-- start EXCERPTED DATA --

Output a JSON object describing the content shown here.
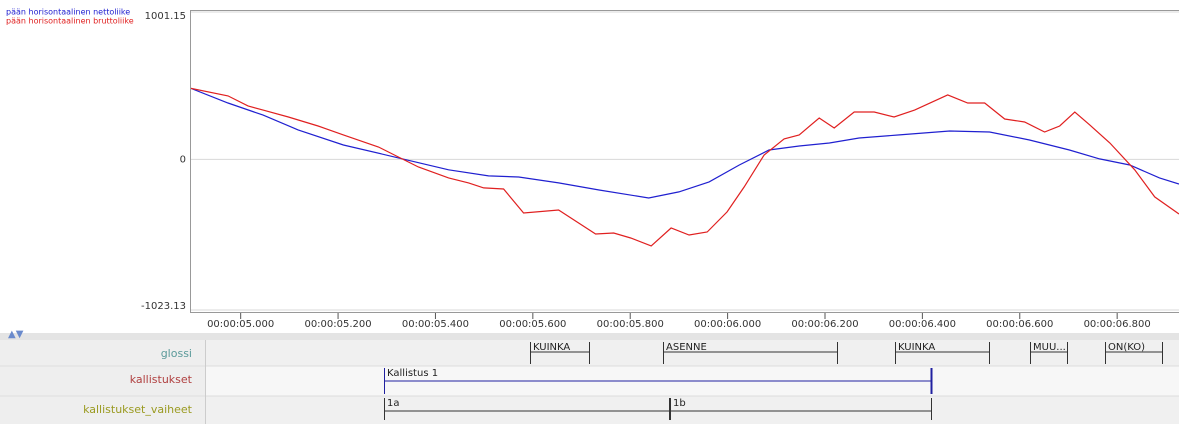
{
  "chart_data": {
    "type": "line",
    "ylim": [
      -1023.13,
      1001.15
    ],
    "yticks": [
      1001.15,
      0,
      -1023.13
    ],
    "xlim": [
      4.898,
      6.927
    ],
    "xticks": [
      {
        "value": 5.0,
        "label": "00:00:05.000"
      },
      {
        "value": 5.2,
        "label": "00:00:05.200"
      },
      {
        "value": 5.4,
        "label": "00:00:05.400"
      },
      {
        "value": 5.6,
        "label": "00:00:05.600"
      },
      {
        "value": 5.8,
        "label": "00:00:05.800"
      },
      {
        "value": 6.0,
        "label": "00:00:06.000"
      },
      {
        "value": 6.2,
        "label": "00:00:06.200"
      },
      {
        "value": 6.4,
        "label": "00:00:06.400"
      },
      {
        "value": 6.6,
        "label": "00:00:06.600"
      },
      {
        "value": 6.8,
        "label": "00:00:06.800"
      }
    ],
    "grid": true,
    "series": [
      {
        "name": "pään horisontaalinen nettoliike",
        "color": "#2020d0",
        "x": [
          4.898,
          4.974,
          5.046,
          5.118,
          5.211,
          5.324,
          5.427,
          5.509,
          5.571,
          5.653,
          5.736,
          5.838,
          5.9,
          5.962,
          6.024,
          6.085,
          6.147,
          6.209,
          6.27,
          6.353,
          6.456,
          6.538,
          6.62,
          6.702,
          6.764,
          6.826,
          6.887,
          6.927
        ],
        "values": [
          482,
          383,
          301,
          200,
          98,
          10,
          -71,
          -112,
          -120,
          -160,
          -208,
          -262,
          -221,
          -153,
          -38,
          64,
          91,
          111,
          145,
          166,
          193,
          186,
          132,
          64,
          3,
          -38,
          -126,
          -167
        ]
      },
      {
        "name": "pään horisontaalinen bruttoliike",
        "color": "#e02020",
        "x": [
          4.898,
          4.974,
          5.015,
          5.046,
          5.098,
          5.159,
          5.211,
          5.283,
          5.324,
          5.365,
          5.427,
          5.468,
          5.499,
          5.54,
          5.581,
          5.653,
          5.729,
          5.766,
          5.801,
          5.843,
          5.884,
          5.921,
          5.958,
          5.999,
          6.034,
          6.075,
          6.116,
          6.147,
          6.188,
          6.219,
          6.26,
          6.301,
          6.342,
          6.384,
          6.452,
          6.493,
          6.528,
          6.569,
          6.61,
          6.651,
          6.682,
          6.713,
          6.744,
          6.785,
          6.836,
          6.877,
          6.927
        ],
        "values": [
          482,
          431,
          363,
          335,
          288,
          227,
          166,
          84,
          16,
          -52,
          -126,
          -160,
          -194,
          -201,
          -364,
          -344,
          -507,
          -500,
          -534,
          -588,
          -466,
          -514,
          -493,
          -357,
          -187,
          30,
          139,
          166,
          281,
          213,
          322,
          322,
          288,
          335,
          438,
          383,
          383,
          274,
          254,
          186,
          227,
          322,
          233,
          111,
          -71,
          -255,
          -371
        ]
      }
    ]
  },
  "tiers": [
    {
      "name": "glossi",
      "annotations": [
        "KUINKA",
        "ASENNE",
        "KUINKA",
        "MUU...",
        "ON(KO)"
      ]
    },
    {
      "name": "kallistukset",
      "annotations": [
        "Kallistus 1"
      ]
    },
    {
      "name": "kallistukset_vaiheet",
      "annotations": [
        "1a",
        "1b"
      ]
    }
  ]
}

-- end EXCERPTED DATA --

WORK TO COMPLETE
Would you mind returning each entry above word for word, skipping the images?

TASK RESPONSE
Output a JSON object describing the content shown here.
{
  "chart_data": {
    "type": "line",
    "ylim": [
      -1023.13,
      1001.15
    ],
    "yticks": [
      1001.15,
      0,
      -1023.13
    ],
    "xlim": [
      4.898,
      6.927
    ],
    "xticks": [
      {
        "value": 5.0,
        "label": "00:00:05.000"
      },
      {
        "value": 5.2,
        "label": "00:00:05.200"
      },
      {
        "value": 5.4,
        "label": "00:00:05.400"
      },
      {
        "value": 5.6,
        "label": "00:00:05.600"
      },
      {
        "value": 5.8,
        "label": "00:00:05.800"
      },
      {
        "value": 6.0,
        "label": "00:00:06.000"
      },
      {
        "value": 6.2,
        "label": "00:00:06.200"
      },
      {
        "value": 6.4,
        "label": "00:00:06.400"
      },
      {
        "value": 6.6,
        "label": "00:00:06.600"
      },
      {
        "value": 6.8,
        "label": "00:00:06.800"
      }
    ],
    "grid": true,
    "series": [
      {
        "name": "pään horisontaalinen nettoliike",
        "color": "#2020d0",
        "x": [
          4.898,
          4.974,
          5.046,
          5.118,
          5.211,
          5.324,
          5.427,
          5.509,
          5.571,
          5.653,
          5.736,
          5.838,
          5.9,
          5.962,
          6.024,
          6.085,
          6.147,
          6.209,
          6.27,
          6.353,
          6.456,
          6.538,
          6.62,
          6.702,
          6.764,
          6.826,
          6.887,
          6.927
        ],
        "values": [
          482,
          383,
          301,
          200,
          98,
          10,
          -71,
          -112,
          -120,
          -160,
          -208,
          -262,
          -221,
          -153,
          -38,
          64,
          91,
          111,
          145,
          166,
          193,
          186,
          132,
          64,
          3,
          -38,
          -126,
          -167
        ]
      },
      {
        "name": "pään horisontaalinen bruttoliike",
        "color": "#e02020",
        "x": [
          4.898,
          4.974,
          5.015,
          5.046,
          5.098,
          5.159,
          5.211,
          5.283,
          5.324,
          5.365,
          5.427,
          5.468,
          5.499,
          5.54,
          5.581,
          5.653,
          5.729,
          5.766,
          5.801,
          5.843,
          5.884,
          5.921,
          5.958,
          5.999,
          6.034,
          6.075,
          6.116,
          6.147,
          6.188,
          6.219,
          6.26,
          6.301,
          6.342,
          6.384,
          6.452,
          6.493,
          6.528,
          6.569,
          6.61,
          6.651,
          6.682,
          6.713,
          6.744,
          6.785,
          6.836,
          6.877,
          6.927
        ],
        "values": [
          482,
          431,
          363,
          335,
          288,
          227,
          166,
          84,
          16,
          -52,
          -126,
          -160,
          -194,
          -201,
          -364,
          -344,
          -507,
          -500,
          -534,
          -588,
          -466,
          -514,
          -493,
          -357,
          -187,
          30,
          139,
          166,
          281,
          213,
          322,
          322,
          288,
          335,
          438,
          383,
          383,
          274,
          254,
          186,
          227,
          322,
          233,
          111,
          -71,
          -255,
          -371
        ]
      }
    ]
  },
  "tiers": [
    {
      "name": "glossi",
      "annotations": [
        "KUINKA",
        "ASENNE",
        "KUINKA",
        "MUU...",
        "ON(KO)"
      ]
    },
    {
      "name": "kallistukset",
      "annotations": [
        "Kallistus 1"
      ]
    },
    {
      "name": "kallistukset_vaiheet",
      "annotations": [
        "1a",
        "1b"
      ]
    }
  ]
}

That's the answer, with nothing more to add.